* **SET TASK**: In the listing below, count the lines containing the string "phone" and state only the number.

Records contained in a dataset

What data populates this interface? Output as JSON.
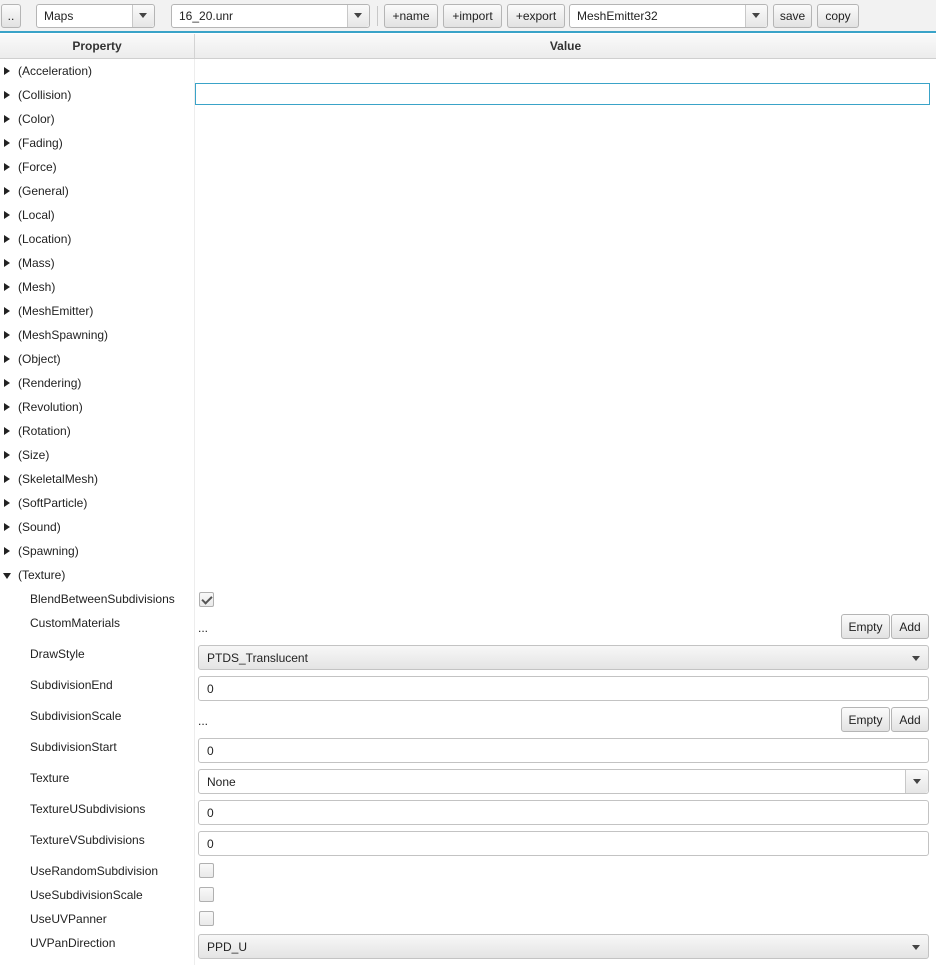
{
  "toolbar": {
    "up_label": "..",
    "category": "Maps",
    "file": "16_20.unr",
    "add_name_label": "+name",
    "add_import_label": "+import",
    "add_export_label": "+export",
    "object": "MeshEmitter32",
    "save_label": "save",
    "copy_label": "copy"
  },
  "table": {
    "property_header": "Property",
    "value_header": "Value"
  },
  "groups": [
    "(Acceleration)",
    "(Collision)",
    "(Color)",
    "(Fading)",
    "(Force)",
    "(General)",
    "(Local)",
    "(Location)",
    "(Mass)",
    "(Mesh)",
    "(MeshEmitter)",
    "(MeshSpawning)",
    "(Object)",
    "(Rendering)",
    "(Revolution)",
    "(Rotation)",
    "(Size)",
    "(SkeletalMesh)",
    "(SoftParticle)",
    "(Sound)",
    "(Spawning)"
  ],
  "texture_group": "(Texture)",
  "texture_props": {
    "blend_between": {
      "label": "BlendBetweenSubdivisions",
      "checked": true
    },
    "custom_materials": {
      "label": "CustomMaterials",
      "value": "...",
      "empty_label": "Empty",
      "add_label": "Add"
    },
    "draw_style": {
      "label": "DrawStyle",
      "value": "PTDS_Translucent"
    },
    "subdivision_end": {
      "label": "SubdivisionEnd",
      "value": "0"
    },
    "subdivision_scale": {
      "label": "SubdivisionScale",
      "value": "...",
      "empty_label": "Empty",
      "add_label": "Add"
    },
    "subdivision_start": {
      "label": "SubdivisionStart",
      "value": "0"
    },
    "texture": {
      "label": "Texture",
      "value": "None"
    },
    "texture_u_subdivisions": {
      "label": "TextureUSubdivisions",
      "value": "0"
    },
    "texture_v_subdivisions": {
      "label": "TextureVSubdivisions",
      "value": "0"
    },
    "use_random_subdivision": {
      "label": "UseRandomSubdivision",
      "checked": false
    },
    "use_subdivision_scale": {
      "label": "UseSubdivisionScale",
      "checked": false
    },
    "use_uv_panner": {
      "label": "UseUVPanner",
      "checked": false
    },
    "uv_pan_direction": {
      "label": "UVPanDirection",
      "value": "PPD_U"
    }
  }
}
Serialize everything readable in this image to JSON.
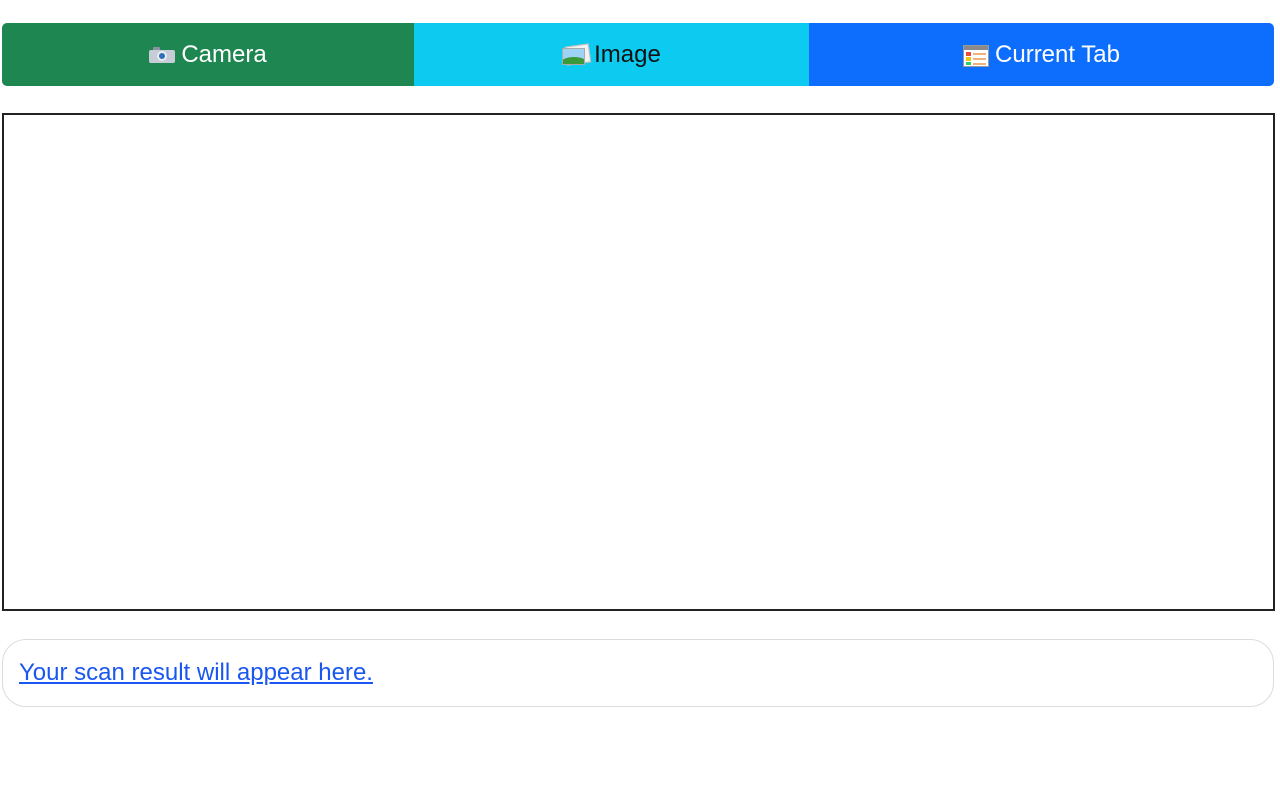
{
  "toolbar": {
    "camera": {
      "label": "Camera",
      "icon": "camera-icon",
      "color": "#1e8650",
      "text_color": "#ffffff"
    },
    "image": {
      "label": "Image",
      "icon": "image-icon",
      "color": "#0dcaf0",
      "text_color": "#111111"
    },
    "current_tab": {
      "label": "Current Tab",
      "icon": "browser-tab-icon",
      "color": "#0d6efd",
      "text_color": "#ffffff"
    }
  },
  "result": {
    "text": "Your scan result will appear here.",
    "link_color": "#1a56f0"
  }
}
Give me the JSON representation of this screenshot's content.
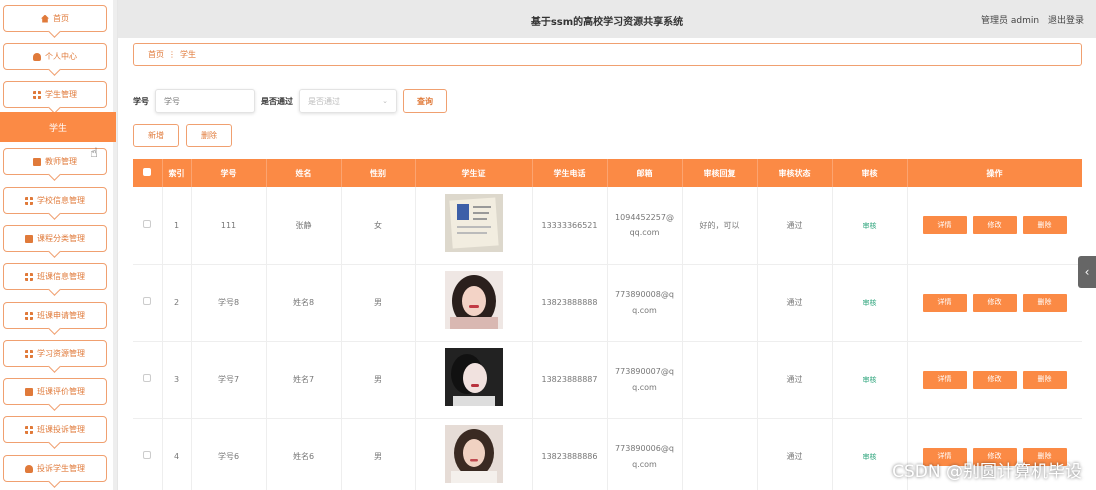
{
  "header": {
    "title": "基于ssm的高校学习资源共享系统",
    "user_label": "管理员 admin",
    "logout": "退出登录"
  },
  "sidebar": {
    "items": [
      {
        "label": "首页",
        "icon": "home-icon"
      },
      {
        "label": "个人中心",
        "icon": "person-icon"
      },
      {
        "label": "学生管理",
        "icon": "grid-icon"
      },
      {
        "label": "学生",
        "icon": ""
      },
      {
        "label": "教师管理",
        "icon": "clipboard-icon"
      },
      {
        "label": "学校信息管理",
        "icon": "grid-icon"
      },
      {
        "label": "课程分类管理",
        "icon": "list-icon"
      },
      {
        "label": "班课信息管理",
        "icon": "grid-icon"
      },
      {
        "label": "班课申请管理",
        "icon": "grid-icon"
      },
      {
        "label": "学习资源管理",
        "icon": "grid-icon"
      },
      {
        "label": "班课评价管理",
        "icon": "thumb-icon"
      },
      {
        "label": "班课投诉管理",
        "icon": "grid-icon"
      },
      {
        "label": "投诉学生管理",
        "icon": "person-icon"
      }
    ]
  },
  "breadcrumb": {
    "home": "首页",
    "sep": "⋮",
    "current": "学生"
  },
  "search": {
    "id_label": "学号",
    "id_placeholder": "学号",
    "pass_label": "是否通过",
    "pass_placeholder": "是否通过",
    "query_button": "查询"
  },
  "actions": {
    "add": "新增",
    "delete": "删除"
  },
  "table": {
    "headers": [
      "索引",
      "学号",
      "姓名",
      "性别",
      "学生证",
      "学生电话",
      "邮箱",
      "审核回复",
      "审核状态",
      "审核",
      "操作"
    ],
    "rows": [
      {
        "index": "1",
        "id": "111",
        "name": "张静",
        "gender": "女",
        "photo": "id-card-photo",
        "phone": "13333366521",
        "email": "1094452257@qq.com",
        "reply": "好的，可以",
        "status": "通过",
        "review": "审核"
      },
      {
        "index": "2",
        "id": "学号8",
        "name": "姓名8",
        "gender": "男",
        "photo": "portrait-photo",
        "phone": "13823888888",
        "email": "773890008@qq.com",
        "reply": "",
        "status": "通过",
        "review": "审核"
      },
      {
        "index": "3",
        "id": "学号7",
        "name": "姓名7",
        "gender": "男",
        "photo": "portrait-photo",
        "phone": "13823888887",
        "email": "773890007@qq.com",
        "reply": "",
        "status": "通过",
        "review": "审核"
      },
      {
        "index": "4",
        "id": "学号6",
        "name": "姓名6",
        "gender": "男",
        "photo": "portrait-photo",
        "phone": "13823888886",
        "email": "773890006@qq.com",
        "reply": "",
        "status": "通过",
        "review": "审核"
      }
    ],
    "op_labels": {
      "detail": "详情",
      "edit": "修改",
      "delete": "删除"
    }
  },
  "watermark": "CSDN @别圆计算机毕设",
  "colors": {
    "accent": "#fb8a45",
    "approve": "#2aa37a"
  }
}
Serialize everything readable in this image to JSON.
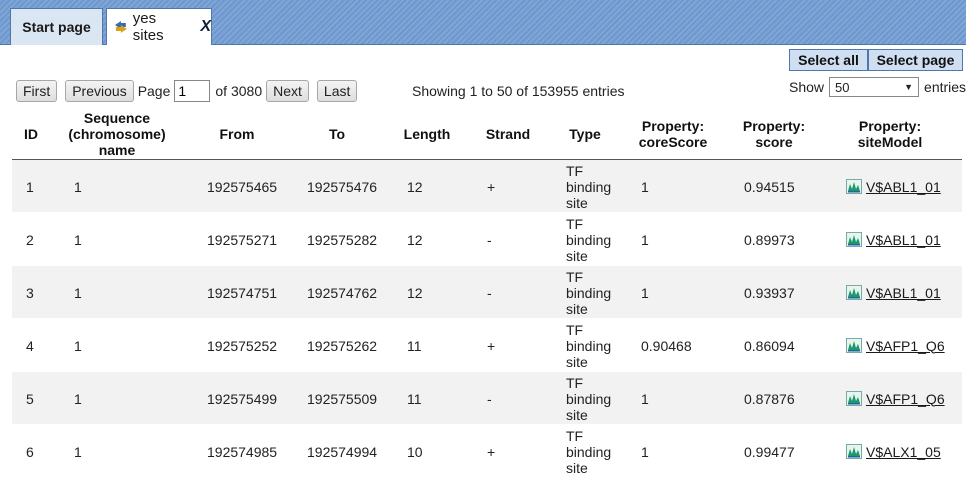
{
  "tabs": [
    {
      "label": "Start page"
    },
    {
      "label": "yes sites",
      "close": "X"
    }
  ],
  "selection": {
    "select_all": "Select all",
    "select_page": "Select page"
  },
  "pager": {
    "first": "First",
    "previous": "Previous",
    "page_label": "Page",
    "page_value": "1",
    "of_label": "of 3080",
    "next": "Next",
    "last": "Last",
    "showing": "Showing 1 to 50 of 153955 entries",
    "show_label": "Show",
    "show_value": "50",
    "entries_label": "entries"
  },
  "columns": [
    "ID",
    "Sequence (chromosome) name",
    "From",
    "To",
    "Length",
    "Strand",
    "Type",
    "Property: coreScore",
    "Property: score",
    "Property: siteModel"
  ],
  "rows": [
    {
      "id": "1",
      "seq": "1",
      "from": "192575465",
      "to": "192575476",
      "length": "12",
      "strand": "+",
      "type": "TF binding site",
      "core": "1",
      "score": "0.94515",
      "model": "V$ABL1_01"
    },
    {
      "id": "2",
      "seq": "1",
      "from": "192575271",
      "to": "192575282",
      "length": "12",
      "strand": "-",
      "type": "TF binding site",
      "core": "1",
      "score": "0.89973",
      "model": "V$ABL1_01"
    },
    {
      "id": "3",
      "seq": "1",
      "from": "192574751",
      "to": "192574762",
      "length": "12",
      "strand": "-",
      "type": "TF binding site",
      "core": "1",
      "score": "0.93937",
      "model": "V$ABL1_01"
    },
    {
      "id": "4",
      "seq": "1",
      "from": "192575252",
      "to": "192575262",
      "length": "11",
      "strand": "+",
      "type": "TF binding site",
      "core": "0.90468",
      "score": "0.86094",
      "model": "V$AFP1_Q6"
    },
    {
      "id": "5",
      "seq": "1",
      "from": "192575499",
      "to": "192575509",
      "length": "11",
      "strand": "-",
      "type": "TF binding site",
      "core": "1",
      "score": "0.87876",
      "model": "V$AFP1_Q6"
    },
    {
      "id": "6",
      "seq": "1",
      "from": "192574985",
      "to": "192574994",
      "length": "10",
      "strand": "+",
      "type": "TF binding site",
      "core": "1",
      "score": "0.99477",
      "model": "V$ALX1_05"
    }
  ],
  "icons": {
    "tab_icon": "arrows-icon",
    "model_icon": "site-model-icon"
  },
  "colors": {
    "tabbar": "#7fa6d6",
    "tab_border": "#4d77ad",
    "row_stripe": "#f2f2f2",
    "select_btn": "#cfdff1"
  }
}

* **EXPECTED ANSWER**: 4